Source data
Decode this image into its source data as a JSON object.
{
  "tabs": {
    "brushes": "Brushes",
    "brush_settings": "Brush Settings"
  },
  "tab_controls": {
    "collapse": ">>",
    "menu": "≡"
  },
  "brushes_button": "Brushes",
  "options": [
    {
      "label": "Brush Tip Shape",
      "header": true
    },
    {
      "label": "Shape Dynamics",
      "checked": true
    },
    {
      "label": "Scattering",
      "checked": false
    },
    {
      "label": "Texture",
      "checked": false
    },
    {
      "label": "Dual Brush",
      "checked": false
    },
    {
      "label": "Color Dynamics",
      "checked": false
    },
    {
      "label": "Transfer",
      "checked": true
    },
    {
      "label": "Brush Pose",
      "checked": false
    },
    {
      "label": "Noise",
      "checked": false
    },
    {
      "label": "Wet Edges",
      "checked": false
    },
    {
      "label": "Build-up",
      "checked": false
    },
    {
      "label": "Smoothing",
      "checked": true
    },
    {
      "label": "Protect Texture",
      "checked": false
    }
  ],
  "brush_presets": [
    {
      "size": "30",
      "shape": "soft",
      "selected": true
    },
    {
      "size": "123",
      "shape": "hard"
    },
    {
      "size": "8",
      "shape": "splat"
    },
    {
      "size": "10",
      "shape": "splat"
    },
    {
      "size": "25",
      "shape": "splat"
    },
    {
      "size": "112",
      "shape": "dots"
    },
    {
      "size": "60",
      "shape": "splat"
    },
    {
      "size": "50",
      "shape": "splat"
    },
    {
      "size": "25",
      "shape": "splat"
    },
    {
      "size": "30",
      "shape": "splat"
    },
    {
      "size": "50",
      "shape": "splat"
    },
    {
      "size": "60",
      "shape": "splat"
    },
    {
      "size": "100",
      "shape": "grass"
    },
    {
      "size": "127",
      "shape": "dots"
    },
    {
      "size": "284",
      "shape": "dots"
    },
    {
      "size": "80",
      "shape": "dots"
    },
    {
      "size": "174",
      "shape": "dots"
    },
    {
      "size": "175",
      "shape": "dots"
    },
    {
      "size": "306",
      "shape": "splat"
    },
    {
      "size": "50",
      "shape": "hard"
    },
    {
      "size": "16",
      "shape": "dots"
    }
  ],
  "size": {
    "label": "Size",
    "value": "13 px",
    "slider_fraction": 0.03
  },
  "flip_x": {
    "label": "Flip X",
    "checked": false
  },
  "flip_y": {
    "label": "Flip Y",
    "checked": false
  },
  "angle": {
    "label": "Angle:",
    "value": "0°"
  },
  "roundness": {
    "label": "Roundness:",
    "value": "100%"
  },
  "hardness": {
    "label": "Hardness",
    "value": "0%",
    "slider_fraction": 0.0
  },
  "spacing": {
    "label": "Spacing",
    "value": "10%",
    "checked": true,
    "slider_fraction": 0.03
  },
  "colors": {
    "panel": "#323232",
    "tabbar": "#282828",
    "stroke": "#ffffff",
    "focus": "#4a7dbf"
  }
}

To be done
Each line above is to be repeated exactly.

Reply to the task
Decode this image into its source data as a JSON object.
{
  "tabs": {
    "brushes": "Brushes",
    "brush_settings": "Brush Settings"
  },
  "tab_controls": {
    "collapse": ">>",
    "menu": "≡"
  },
  "brushes_button": "Brushes",
  "options": [
    {
      "label": "Brush Tip Shape",
      "header": true
    },
    {
      "label": "Shape Dynamics",
      "checked": true
    },
    {
      "label": "Scattering",
      "checked": false
    },
    {
      "label": "Texture",
      "checked": false
    },
    {
      "label": "Dual Brush",
      "checked": false
    },
    {
      "label": "Color Dynamics",
      "checked": false
    },
    {
      "label": "Transfer",
      "checked": true
    },
    {
      "label": "Brush Pose",
      "checked": false
    },
    {
      "label": "Noise",
      "checked": false
    },
    {
      "label": "Wet Edges",
      "checked": false
    },
    {
      "label": "Build-up",
      "checked": false
    },
    {
      "label": "Smoothing",
      "checked": true
    },
    {
      "label": "Protect Texture",
      "checked": false
    }
  ],
  "brush_presets": [
    {
      "size": "30",
      "shape": "soft",
      "selected": true
    },
    {
      "size": "123",
      "shape": "hard"
    },
    {
      "size": "8",
      "shape": "splat"
    },
    {
      "size": "10",
      "shape": "splat"
    },
    {
      "size": "25",
      "shape": "splat"
    },
    {
      "size": "112",
      "shape": "dots"
    },
    {
      "size": "60",
      "shape": "splat"
    },
    {
      "size": "50",
      "shape": "splat"
    },
    {
      "size": "25",
      "shape": "splat"
    },
    {
      "size": "30",
      "shape": "splat"
    },
    {
      "size": "50",
      "shape": "splat"
    },
    {
      "size": "60",
      "shape": "splat"
    },
    {
      "size": "100",
      "shape": "grass"
    },
    {
      "size": "127",
      "shape": "dots"
    },
    {
      "size": "284",
      "shape": "dots"
    },
    {
      "size": "80",
      "shape": "dots"
    },
    {
      "size": "174",
      "shape": "dots"
    },
    {
      "size": "175",
      "shape": "dots"
    },
    {
      "size": "306",
      "shape": "splat"
    },
    {
      "size": "50",
      "shape": "hard"
    },
    {
      "size": "16",
      "shape": "dots"
    }
  ],
  "size": {
    "label": "Size",
    "value": "13 px",
    "slider_fraction": 0.03
  },
  "flip_x": {
    "label": "Flip X",
    "checked": false
  },
  "flip_y": {
    "label": "Flip Y",
    "checked": false
  },
  "angle": {
    "label": "Angle:",
    "value": "0°"
  },
  "roundness": {
    "label": "Roundness:",
    "value": "100%"
  },
  "hardness": {
    "label": "Hardness",
    "value": "0%",
    "slider_fraction": 0.0
  },
  "spacing": {
    "label": "Spacing",
    "value": "10%",
    "checked": true,
    "slider_fraction": 0.03
  },
  "colors": {
    "panel": "#323232",
    "tabbar": "#282828",
    "stroke": "#ffffff",
    "focus": "#4a7dbf"
  }
}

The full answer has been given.